## [Instructions for the task]
Say how many lines include the word "종합편성". Reply with nothing but the number.
--- Start of Provided material ---
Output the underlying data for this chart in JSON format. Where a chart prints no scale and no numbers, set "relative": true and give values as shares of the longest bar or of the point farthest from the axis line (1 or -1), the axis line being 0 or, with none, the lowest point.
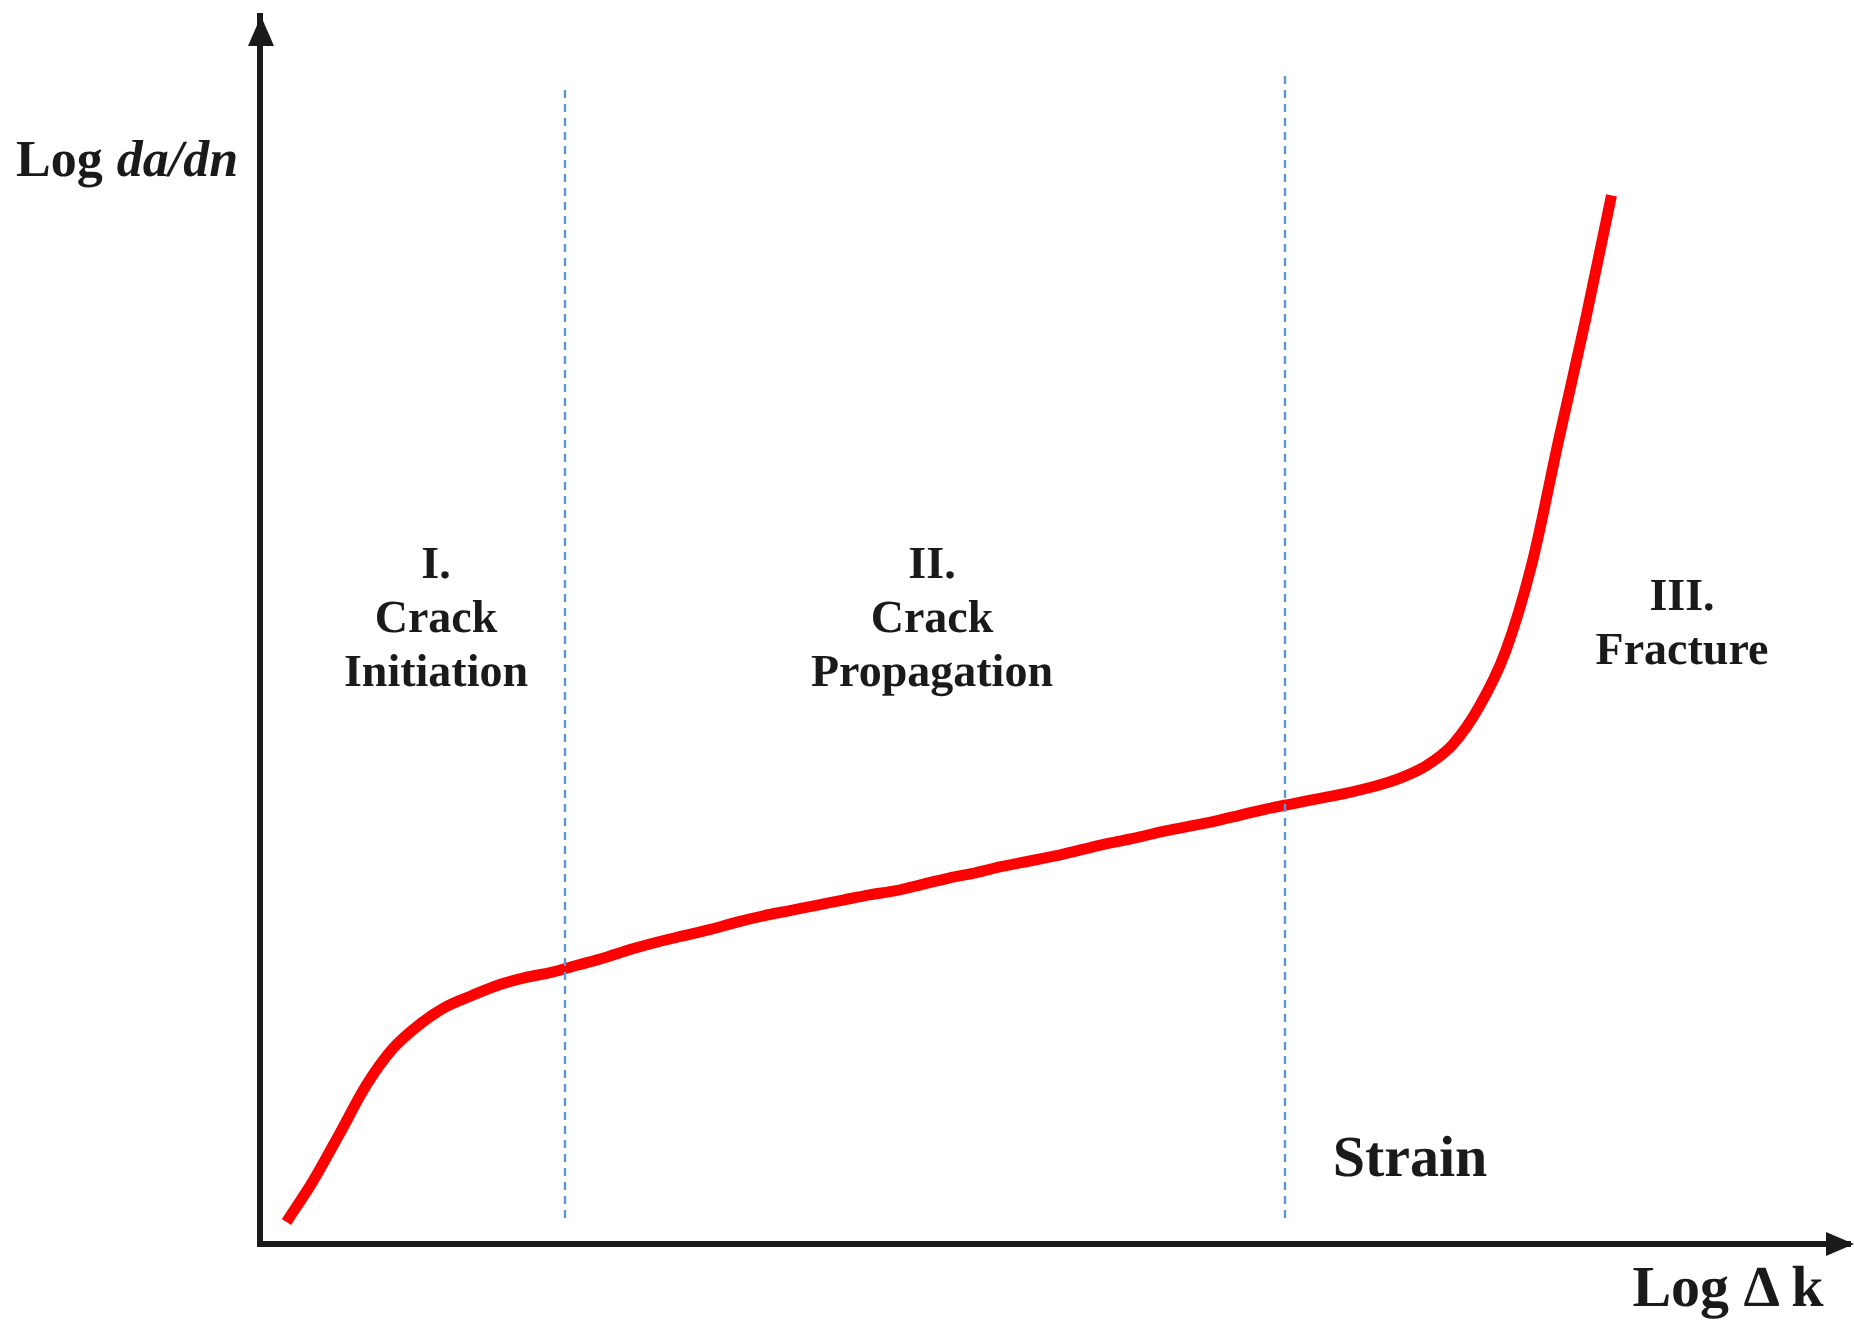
{
  "chart_data": {
    "type": "line",
    "xlabel": "Log Δ k",
    "ylabel": "Log da/dn",
    "annotations": [
      "I.\nCrack\nInitiation",
      "II.\nCrack\nPropagation",
      "III.\nFracture",
      "Strain"
    ],
    "relative": true,
    "tick_labels": false,
    "line_style": "solid",
    "categories": [
      null,
      null,
      null,
      null,
      null,
      null,
      null,
      null,
      null,
      null,
      null,
      null,
      null,
      null,
      null,
      null,
      null,
      null,
      null,
      null,
      null,
      null,
      null,
      null,
      null,
      null,
      null,
      null,
      null,
      null,
      null,
      null,
      null,
      null,
      null,
      null,
      null,
      null,
      null,
      null,
      null,
      null,
      null,
      null,
      null,
      null,
      null,
      null,
      null,
      null,
      null,
      null,
      null,
      null,
      null,
      null,
      null,
      null,
      null,
      null,
      null
    ],
    "series": [
      {
        "color": "#ff0000",
        "values": [
          null,
          0.021,
          0.06,
          0.105,
          0.151,
          0.186,
          0.209,
          0.226,
          0.237,
          0.247,
          0.254,
          0.259,
          0.266,
          0.273,
          0.281,
          0.288,
          0.294,
          0.3,
          0.307,
          0.313,
          0.318,
          0.323,
          0.328,
          0.333,
          0.337,
          0.343,
          0.349,
          0.354,
          0.36,
          0.365,
          0.37,
          0.376,
          0.382,
          0.387,
          0.393,
          0.398,
          0.403,
          0.409,
          0.415,
          0.42,
          0.425,
          0.43,
          0.436,
          0.444,
          0.456,
          0.476,
          0.512,
          0.565,
          0.649,
          0.766,
          0.879,
          1,
          null,
          null,
          null,
          null,
          null,
          null,
          null,
          null,
          null
        ]
      }
    ]
  }
}
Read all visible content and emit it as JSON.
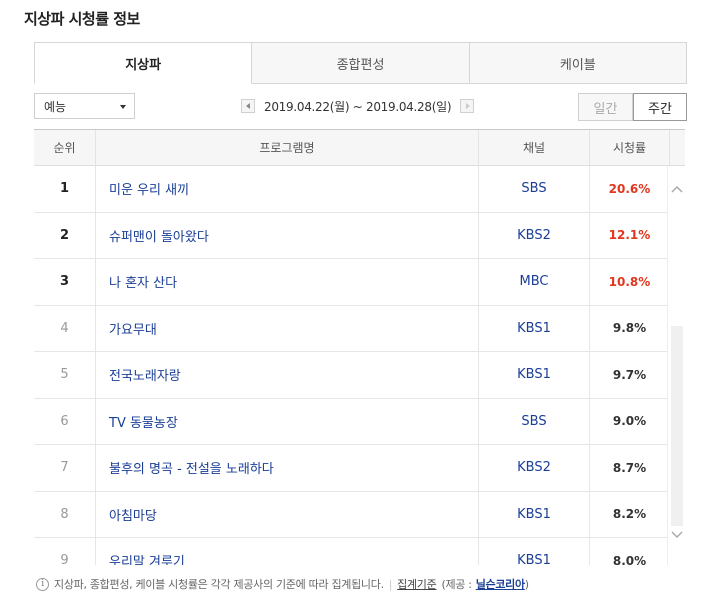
{
  "title": "지상파 시청률 정보",
  "tabs": [
    {
      "label": "지상파",
      "active": true
    },
    {
      "label": "종합편성",
      "active": false
    },
    {
      "label": "케이블",
      "active": false
    }
  ],
  "genre_select": {
    "value": "예능"
  },
  "date_nav": {
    "range": "2019.04.22(월) ~ 2019.04.28(일)"
  },
  "period": {
    "day_label": "일간",
    "week_label": "주간",
    "selected": "주간"
  },
  "table": {
    "headers": {
      "rank": "순위",
      "program": "프로그램명",
      "channel": "채널",
      "rating": "시청률"
    },
    "rows": [
      {
        "rank": "1",
        "program": "미운 우리 새끼",
        "channel": "SBS",
        "rating": "20.6%"
      },
      {
        "rank": "2",
        "program": "슈퍼맨이 돌아왔다",
        "channel": "KBS2",
        "rating": "12.1%"
      },
      {
        "rank": "3",
        "program": "나 혼자 산다",
        "channel": "MBC",
        "rating": "10.8%"
      },
      {
        "rank": "4",
        "program": "가요무대",
        "channel": "KBS1",
        "rating": "9.8%"
      },
      {
        "rank": "5",
        "program": "전국노래자랑",
        "channel": "KBS1",
        "rating": "9.7%"
      },
      {
        "rank": "6",
        "program": "TV 동물농장",
        "channel": "SBS",
        "rating": "9.0%"
      },
      {
        "rank": "7",
        "program": "불후의 명곡 - 전설을 노래하다",
        "channel": "KBS2",
        "rating": "8.7%"
      },
      {
        "rank": "8",
        "program": "아침마당",
        "channel": "KBS1",
        "rating": "8.2%"
      },
      {
        "rank": "9",
        "program": "우리말 겨루기",
        "channel": "KBS1",
        "rating": "8.0%"
      }
    ]
  },
  "footer": {
    "note": "지상파, 종합편성, 케이블 시청률은 각각 제공사의 기준에 따라 집계됩니다.",
    "link": "집계기준",
    "source_prefix": "(제공 :",
    "source_name": "닐슨코리아",
    "source_suffix": ")"
  },
  "colors": {
    "top_rating": "#e2361f",
    "link_blue": "#1a3e96"
  },
  "icons": {
    "prev": "caret-left-icon",
    "next": "caret-right-icon",
    "info": "info-icon"
  }
}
--- End of Provided material ---
## [Written solution]
2